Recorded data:
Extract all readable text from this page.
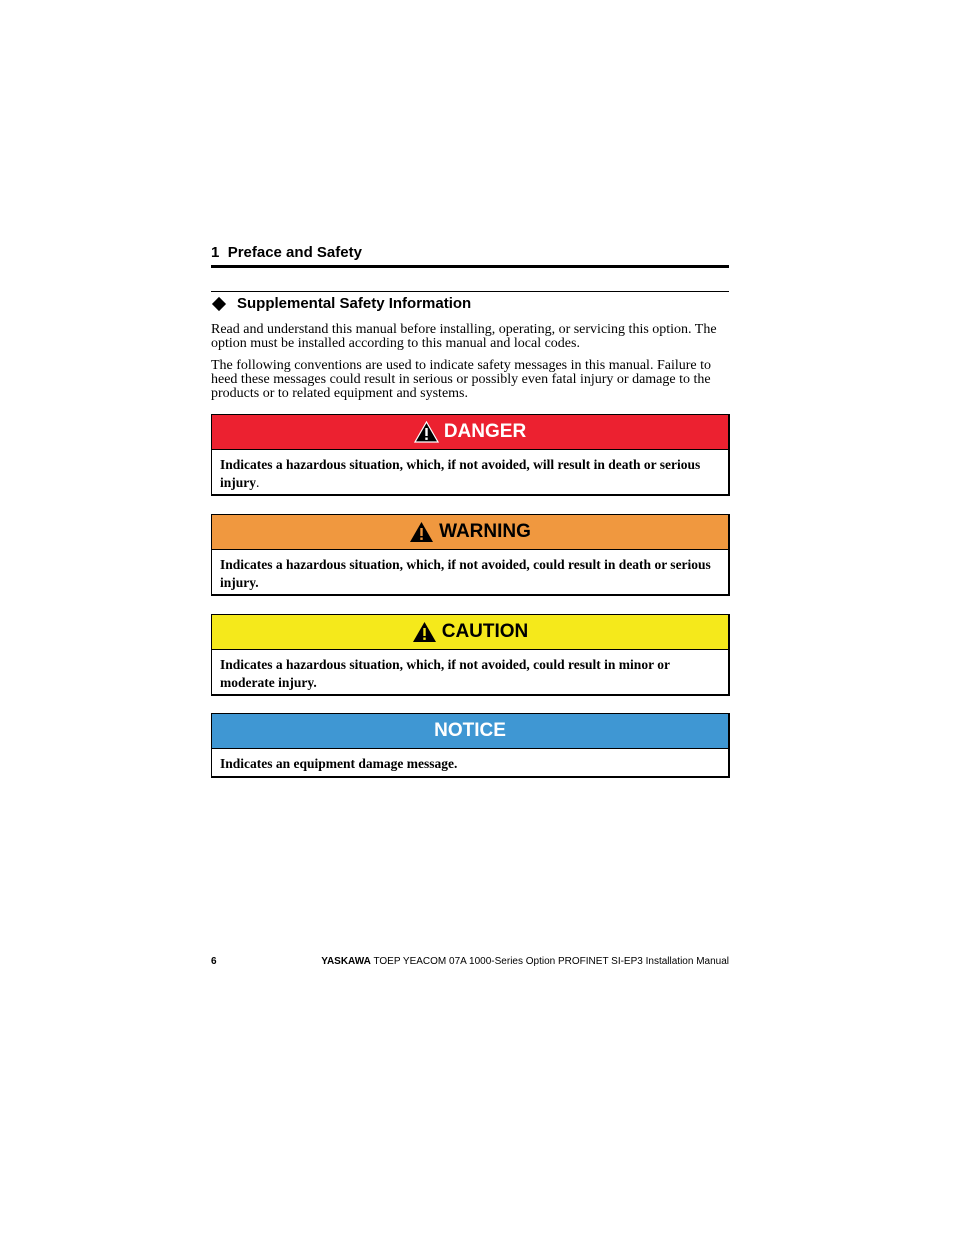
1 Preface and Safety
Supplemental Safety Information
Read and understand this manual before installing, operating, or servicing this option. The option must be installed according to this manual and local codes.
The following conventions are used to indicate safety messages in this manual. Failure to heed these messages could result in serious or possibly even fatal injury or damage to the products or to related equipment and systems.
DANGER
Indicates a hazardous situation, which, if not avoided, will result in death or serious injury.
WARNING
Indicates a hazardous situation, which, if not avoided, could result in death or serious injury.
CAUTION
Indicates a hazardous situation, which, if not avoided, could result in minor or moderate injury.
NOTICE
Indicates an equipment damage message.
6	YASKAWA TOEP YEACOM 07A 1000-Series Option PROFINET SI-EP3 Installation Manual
---
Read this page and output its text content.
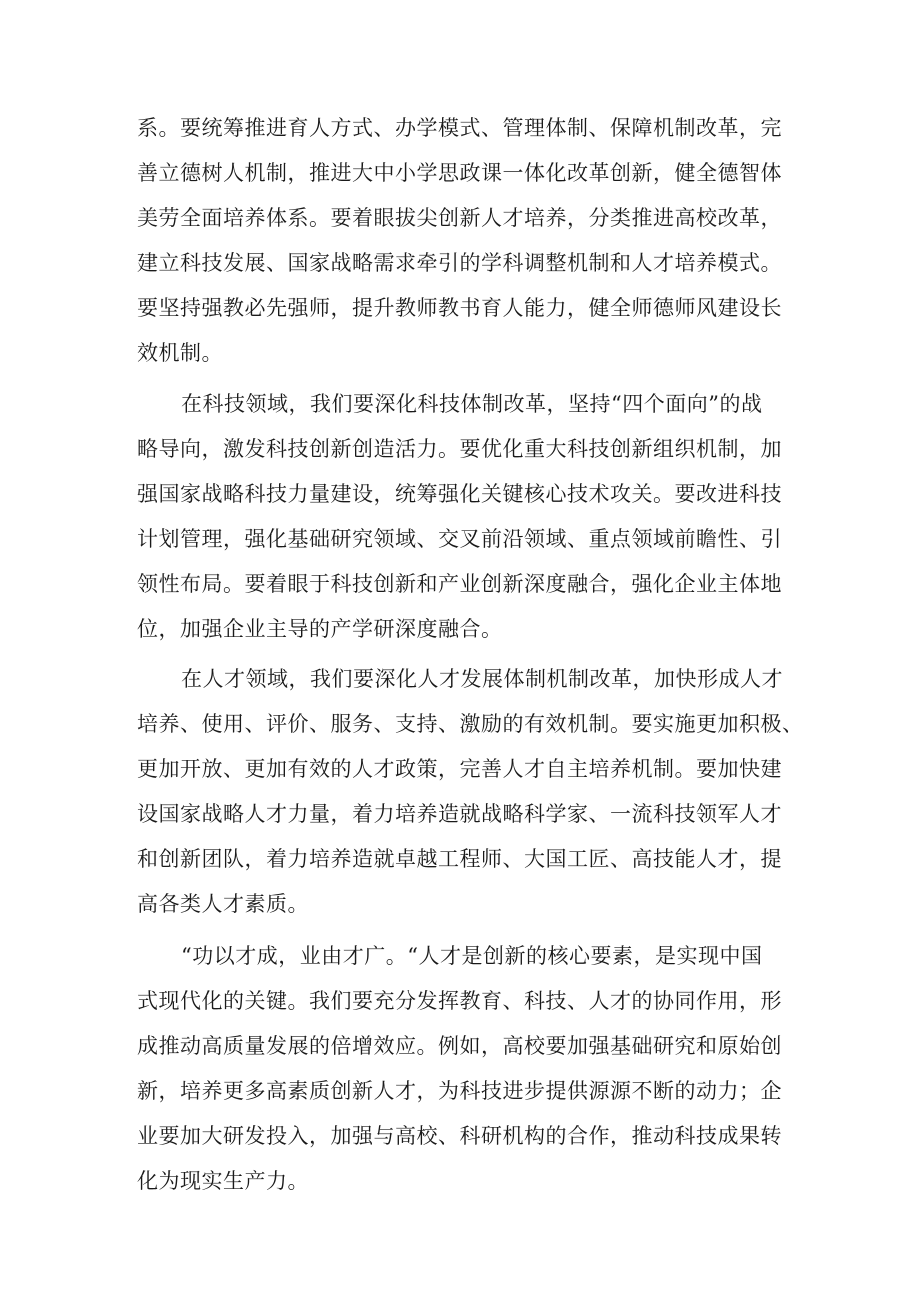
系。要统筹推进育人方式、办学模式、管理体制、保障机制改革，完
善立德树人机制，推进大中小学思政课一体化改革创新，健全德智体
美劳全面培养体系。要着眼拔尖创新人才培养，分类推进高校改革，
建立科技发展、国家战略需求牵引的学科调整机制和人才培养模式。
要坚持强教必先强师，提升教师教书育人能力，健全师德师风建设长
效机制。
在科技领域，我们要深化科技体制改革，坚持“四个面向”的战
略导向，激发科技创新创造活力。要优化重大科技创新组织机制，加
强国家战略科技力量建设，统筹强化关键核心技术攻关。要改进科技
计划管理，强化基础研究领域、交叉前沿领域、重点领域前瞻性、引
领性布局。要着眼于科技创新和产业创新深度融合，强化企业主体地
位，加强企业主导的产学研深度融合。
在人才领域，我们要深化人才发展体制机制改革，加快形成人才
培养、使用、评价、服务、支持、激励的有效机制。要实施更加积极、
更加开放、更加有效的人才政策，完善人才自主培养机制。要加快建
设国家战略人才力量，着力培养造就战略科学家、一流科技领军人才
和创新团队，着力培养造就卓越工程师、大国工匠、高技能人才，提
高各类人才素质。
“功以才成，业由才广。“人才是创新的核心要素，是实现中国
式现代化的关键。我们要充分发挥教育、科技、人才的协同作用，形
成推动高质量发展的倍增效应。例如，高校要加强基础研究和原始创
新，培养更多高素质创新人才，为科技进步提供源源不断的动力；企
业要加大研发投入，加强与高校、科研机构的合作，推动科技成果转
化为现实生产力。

_PROBLEM DETAILS_
Among the lines of the material, find those that hold the word "serious" and copy them.

_ANSWER IN FULL_
The following conventions are used to indicate safety messages in this manual. Failure to heed these messages could result in serious or possibly even fatal injury or damage to the products or to related equipment and systems.
Indicates a hazardous situation, which, if not avoided, will result in death or serious injury.
Indicates a hazardous situation, which, if not avoided, could result in death or serious injury.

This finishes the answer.